• TASK TO COMPLETE: Where a line below holds the string "this", copy that line.

[Data records]

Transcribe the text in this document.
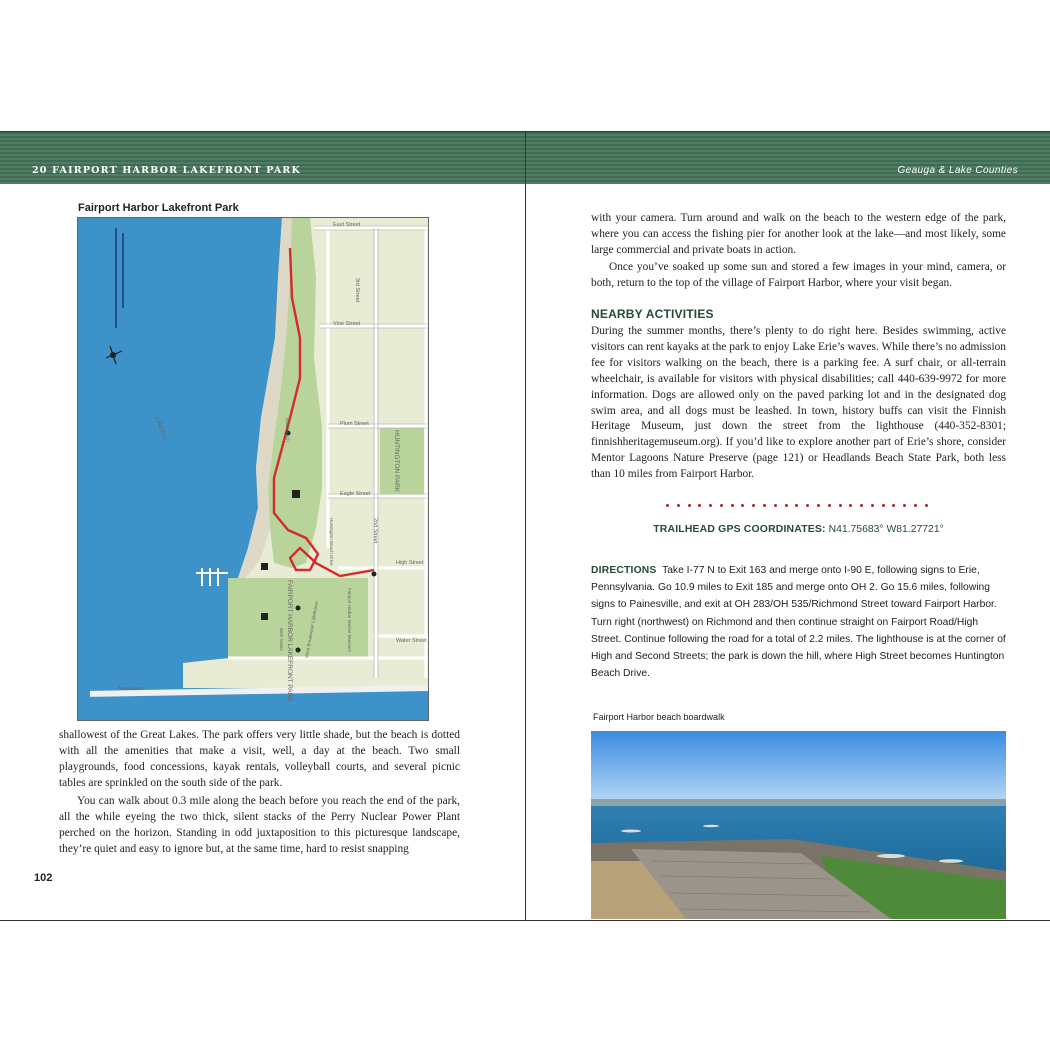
20 FAIRPORT HARBOR LAKEFRONT PARK	Geauga & Lake Counties
Fairport Harbor Lakefront Park
East Street
Vine Street
Plum Street
Eagle Street
High Street
Water Street
3rd Street
2nd Street
Lake Erie
HUNTINGTON PARK
FAIRPORT HARBOR LAKEFRONT PARK
Huntington Beach Drive
Fairport Harbor Marine Museum
Breakwater
Boat launch
Bath house	West Breakwater Lighthouse

shallowest of the Great Lakes. The park offers very little shade, but the beach is dotted with all the amenities that make a visit, well, a day at the beach. Two small playgrounds, food concessions, kayak rentals, volleyball courts, and several picnic tables are sprinkled on the south side of the park.

You can walk about 0.3 mile along the beach before you reach the end of the park, all the while eyeing the two thick, silent stacks of the Perry Nuclear Power Plant perched on the horizon. Standing in odd juxtaposition to this picturesque landscape, they’re quiet and easy to ignore but, at the same time, hard to resist snapping

102

with your camera. Turn around and walk on the beach to the western edge of the park, where you can access the fishing pier for another look at the lake—and most likely, some large commercial and private boats in action.

Once you’ve soaked up some sun and stored a few images in your mind, camera, or both, return to the top of the village of Fairport Harbor, where your visit began.

NEARBY ACTIVITIES

During the summer months, there’s plenty to do right here. Besides swimming, active visitors can rent kayaks at the park to enjoy Lake Erie’s waves. While there’s no admission fee for visitors walking on the beach, there is a parking fee. A surf chair, or all-terrain wheelchair, is available for visitors with physical disabilities; call 440-639-9972 for more information. Dogs are allowed only on the paved parking lot and in the designated dog swim area, and all dogs must be leashed. In town, history buffs can visit the Finnish Heritage Museum, just down the street from the lighthouse (440-352-8301; finnishheritagemuseum.org). If you’d like to explore another part of Erie’s shore, consider Mentor Lagoons Nature Preserve (page 121) or Headlands Beach State Park, both less than 10 miles from Fairport Harbor.

TRAILHEAD GPS COORDINATES: N41.75683° W81.27721°

DIRECTIONS Take I-77 N to Exit 163 and merge onto I-90 E, following signs to Erie, Pennsylvania. Go 10.9 miles to Exit 185 and merge onto OH 2. Go 15.6 miles, following signs to Painesville, and exit at OH 283/OH 535/Richmond Street toward Fairport Harbor. Turn right (northwest) on Richmond and then continue straight on Fairport Road/High Street. Continue following the road for a total of 2.2 miles. The lighthouse is at the corner of High and Second Streets; the park is down the hill, where High Street becomes Huntington Beach Drive.

Fairport Harbor beach boardwalk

• WRITTEN REPLY:
Transcribe the text in this document.
You can walk about 0.3 mile along the beach before you reach the end of the park, all the while eyeing the two thick, silent stacks of the Perry Nuclear Power Plant perched on the horizon. Standing in odd juxtaposition to this picturesque landscape, they’re quiet and easy to ignore but, at the same time, hard to resist snapping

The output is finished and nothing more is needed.